» Task goal:
Print the entries below word for word; the pictures stay out of your copy.

□ □ □ □ □ □ □

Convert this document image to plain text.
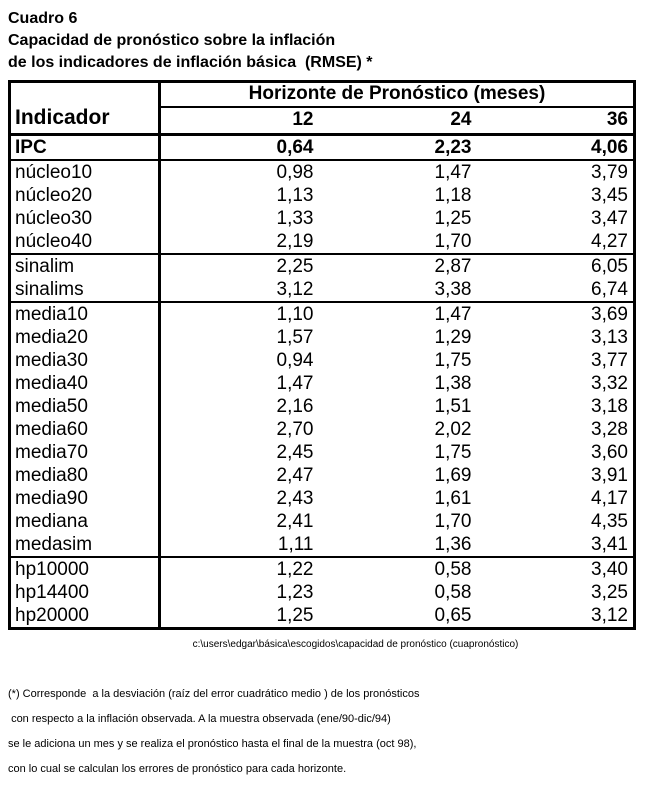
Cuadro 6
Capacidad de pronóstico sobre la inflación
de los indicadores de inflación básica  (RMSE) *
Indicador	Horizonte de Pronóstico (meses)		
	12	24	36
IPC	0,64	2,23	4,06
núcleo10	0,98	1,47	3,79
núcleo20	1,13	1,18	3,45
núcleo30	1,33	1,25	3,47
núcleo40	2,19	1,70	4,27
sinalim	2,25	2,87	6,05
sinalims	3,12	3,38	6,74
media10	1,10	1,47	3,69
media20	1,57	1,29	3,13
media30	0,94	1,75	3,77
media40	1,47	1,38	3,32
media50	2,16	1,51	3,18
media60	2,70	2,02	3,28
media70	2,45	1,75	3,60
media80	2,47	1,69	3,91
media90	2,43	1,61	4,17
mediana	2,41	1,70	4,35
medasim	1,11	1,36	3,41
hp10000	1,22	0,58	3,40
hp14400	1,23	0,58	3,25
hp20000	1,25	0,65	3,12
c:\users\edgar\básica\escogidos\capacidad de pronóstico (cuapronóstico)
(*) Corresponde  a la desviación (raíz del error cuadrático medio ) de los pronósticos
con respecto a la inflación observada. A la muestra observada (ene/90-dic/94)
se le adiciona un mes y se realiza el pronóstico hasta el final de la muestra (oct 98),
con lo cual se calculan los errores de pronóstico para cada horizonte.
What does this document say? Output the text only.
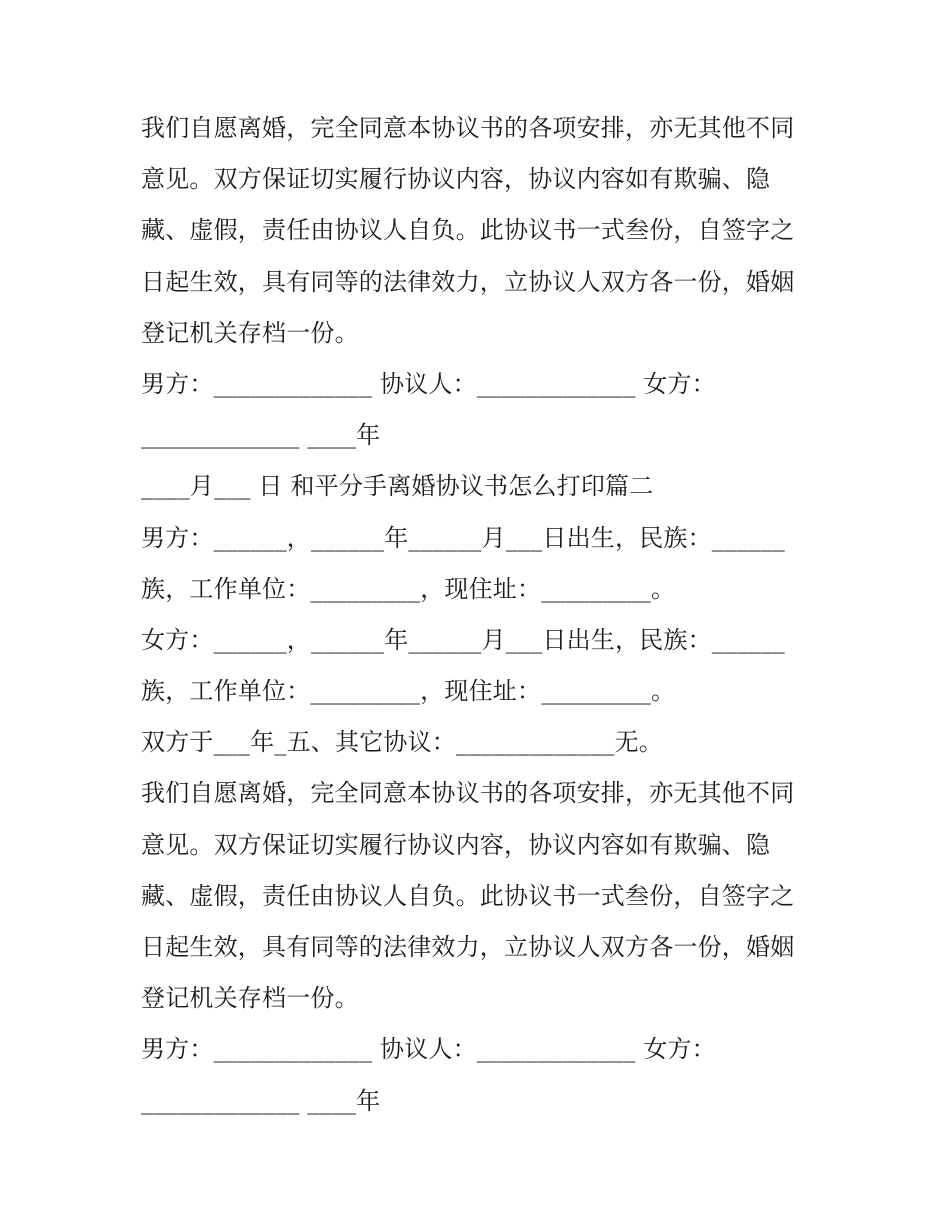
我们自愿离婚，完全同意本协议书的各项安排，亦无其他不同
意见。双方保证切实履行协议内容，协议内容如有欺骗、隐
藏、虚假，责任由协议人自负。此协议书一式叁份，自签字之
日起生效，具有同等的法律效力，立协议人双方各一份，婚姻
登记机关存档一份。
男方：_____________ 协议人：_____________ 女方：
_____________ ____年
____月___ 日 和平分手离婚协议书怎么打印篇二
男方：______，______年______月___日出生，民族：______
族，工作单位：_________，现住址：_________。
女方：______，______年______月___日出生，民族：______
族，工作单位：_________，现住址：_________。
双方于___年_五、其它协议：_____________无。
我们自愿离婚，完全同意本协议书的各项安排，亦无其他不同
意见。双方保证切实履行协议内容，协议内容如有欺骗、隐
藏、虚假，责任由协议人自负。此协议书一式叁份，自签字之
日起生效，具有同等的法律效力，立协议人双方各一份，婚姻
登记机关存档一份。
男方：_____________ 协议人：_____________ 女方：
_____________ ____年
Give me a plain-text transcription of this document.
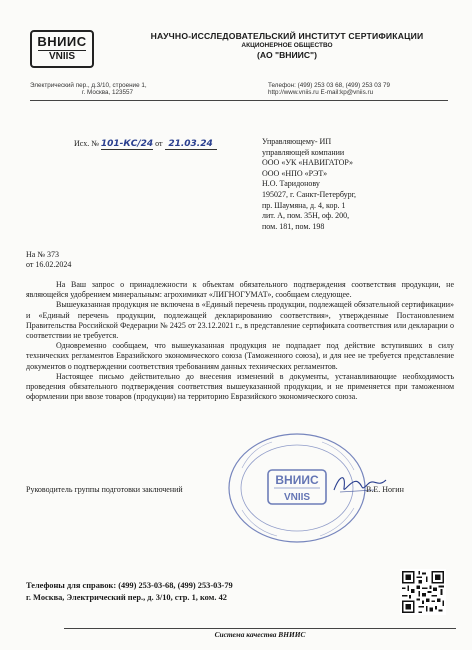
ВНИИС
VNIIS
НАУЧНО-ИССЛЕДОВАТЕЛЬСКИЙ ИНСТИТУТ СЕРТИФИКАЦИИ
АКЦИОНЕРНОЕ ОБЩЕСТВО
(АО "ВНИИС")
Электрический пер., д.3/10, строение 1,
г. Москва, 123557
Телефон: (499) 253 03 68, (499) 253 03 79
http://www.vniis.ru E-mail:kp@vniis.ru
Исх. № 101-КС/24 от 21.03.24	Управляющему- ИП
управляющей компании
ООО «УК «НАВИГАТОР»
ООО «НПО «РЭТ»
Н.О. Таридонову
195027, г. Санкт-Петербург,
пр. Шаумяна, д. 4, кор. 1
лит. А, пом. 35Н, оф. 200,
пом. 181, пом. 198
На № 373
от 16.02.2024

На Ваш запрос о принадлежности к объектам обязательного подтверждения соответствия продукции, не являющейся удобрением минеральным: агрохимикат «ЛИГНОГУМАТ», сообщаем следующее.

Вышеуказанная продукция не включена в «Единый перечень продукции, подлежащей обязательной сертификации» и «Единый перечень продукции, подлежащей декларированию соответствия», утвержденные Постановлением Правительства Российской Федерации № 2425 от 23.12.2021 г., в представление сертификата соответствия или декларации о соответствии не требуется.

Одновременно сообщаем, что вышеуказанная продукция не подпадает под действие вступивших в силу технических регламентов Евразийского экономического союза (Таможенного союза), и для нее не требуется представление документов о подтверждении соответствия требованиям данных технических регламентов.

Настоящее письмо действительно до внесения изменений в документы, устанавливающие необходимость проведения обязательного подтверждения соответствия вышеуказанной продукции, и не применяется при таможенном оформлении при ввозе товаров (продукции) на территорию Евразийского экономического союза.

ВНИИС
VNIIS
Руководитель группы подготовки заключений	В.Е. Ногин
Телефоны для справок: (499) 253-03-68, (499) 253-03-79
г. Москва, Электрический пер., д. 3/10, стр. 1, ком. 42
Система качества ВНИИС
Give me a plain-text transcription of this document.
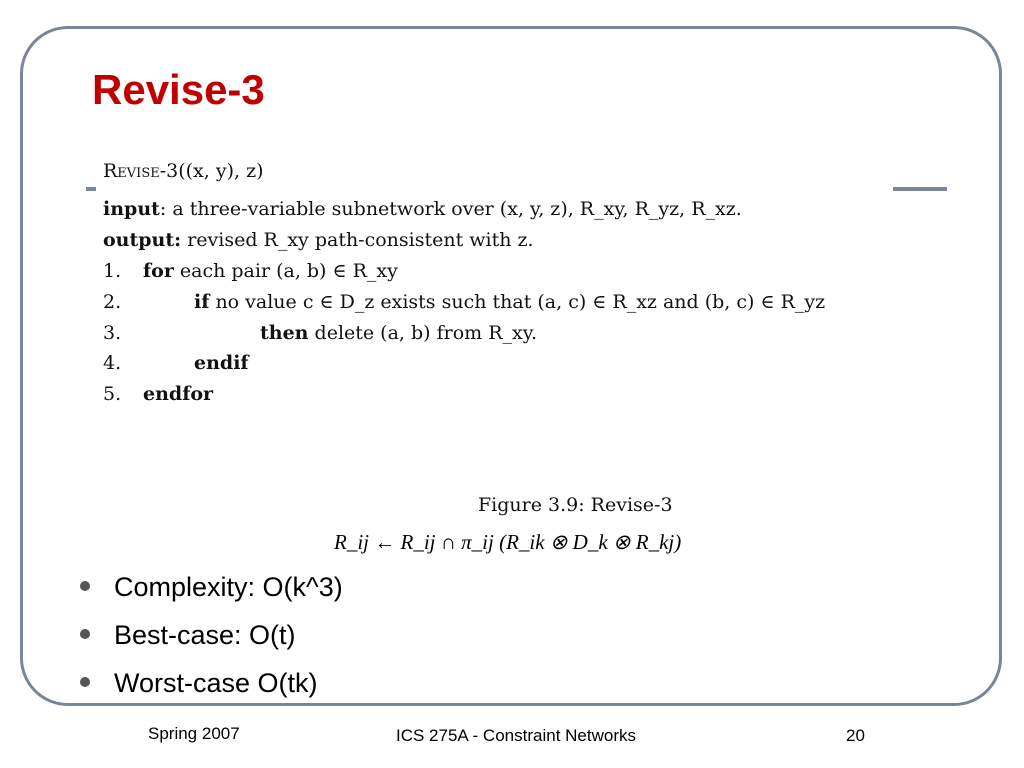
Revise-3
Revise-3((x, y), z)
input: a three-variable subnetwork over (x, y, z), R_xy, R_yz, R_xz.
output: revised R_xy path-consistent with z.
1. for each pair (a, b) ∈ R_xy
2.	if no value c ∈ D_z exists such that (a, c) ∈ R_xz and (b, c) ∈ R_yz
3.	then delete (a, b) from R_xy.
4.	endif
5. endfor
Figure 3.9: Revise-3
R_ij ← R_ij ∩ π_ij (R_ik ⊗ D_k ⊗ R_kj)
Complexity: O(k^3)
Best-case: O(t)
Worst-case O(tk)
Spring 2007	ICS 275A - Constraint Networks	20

□ □ □ □ □ □ □

» Output of the task:
Convert this document image to plain text.
Cuadro 6
Capacidad de pronóstico sobre la inflación
de los indicadores de inflación básica  (RMSE) *
Indicador	Horizonte de Pronóstico (meses)		
	12	24	36
IPC	0,64	2,23	4,06
núcleo10	0,98	1,47	3,79
núcleo20	1,13	1,18	3,45
núcleo30	1,33	1,25	3,47
núcleo40	2,19	1,70	4,27
sinalim	2,25	2,87	6,05
sinalims	3,12	3,38	6,74
media10	1,10	1,47	3,69
media20	1,57	1,29	3,13
media30	0,94	1,75	3,77
media40	1,47	1,38	3,32
media50	2,16	1,51	3,18
media60	2,70	2,02	3,28
media70	2,45	1,75	3,60
media80	2,47	1,69	3,91
media90	2,43	1,61	4,17
mediana	2,41	1,70	4,35
medasim	1,11	1,36	3,41
hp10000	1,22	0,58	3,40
hp14400	1,23	0,58	3,25
hp20000	1,25	0,65	3,12
c:\users\edgar\básica\escogidos\capacidad de pronóstico (cuapronóstico)
(*) Corresponde  a la desviación (raíz del error cuadrático medio ) de los pronósticos
con respecto a la inflación observada. A la muestra observada (ene/90-dic/94)
se le adiciona un mes y se realiza el pronóstico hasta el final de la muestra (oct 98),
con lo cual se calculan los errores de pronóstico para cada horizonte.
What does this document say? Output the text only.
我们自愿离婚，完全同意本协议书的各项安排，亦无其他不同
意见。双方保证切实履行协议内容，协议内容如有欺骗、隐
藏、虚假，责任由协议人自负。此协议书一式叁份，自签字之
日起生效，具有同等的法律效力，立协议人双方各一份，婚姻
登记机关存档一份。
男方：_____________ 协议人：_____________ 女方：
_____________ ____年
____月___ 日 和平分手离婚协议书怎么打印篇二
男方：______，______年______月___日出生，民族：______
族，工作单位：_________，现住址：_________。
女方：______，______年______月___日出生，民族：______
族，工作单位：_________，现住址：_________。
双方于___年_五、其它协议：_____________无。
我们自愿离婚，完全同意本协议书的各项安排，亦无其他不同
意见。双方保证切实履行协议内容，协议内容如有欺骗、隐
藏、虚假，责任由协议人自负。此协议书一式叁份，自签字之
日起生效，具有同等的法律效力，立协议人双方各一份，婚姻
登记机关存档一份。
男方：_____________ 协议人：_____________ 女方：
_____________ ____年
Give me a plain-text transcription of this document.
ВНИИС
VNIIS
НАУЧНО-ИССЛЕДОВАТЕЛЬСКИЙ ИНСТИТУТ СЕРТИФИКАЦИИ
АКЦИОНЕРНОЕ ОБЩЕСТВО
(АО "ВНИИС")
Электрический пер., д.3/10, строение 1,
г. Москва, 123557
Телефон: (499) 253 03 68, (499) 253 03 79
http://www.vniis.ru E-mail:kp@vniis.ru
Исх. № 101-КС/24 от 21.03.24	Управляющему- ИП
управляющей компании
ООО «УК «НАВИГАТОР»
ООО «НПО «РЭТ»
Н.О. Таридонову
195027, г. Санкт-Петербург,
пр. Шаумяна, д. 4, кор. 1
лит. А, пом. 35Н, оф. 200,
пом. 181, пом. 198
На № 373
от 16.02.2024

На Ваш запрос о принадлежности к объектам обязательного подтверждения соответствия продукции, не являющейся удобрением минеральным: агрохимикат «ЛИГНОГУМАТ», сообщаем следующее.

Вышеуказанная продукция не включена в «Единый перечень продукции, подлежащей обязательной сертификации» и «Единый перечень продукции, подлежащей декларированию соответствия», утвержденные Постановлением Правительства Российской Федерации № 2425 от 23.12.2021 г., в представление сертификата соответствия или декларации о соответствии не требуется.

Одновременно сообщаем, что вышеуказанная продукция не подпадает под действие вступивших в силу технических регламентов Евразийского экономического союза (Таможенного союза), и для нее не требуется представление документов о подтверждении соответствия требованиям данных технических регламентов.

Настоящее письмо действительно до внесения изменений в документы, устанавливающие необходимость проведения обязательного подтверждения соответствия вышеуказанной продукции, и не применяется при таможенном оформлении при ввозе товаров (продукции) на территорию Евразийского экономического союза.

ВНИИС
VNIIS
Руководитель группы подготовки заключений	В.Е. Ногин
Телефоны для справок: (499) 253-03-68, (499) 253-03-79
г. Москва, Электрический пер., д. 3/10, стр. 1, ком. 42
Система качества ВНИИС
Give me a plain-text transcription of this document.
Revise-3
Revise-3((x, y), z)
input: a three-variable subnetwork over (x, y, z), R_xy, R_yz, R_xz.
output: revised R_xy path-consistent with z.
1. for each pair (a, b) ∈ R_xy
2.	if no value c ∈ D_z exists such that (a, c) ∈ R_xz and (b, c) ∈ R_yz
3.	then delete (a, b) from R_xy.
4.	endif
5. endfor
Figure 3.9: Revise-3
R_ij ← R_ij ∩ π_ij (R_ik ⊗ D_k ⊗ R_kj)
Complexity: O(k^3)
Best-case: O(t)
Worst-case O(tk)
Spring 2007	ICS 275A - Constraint Networks	20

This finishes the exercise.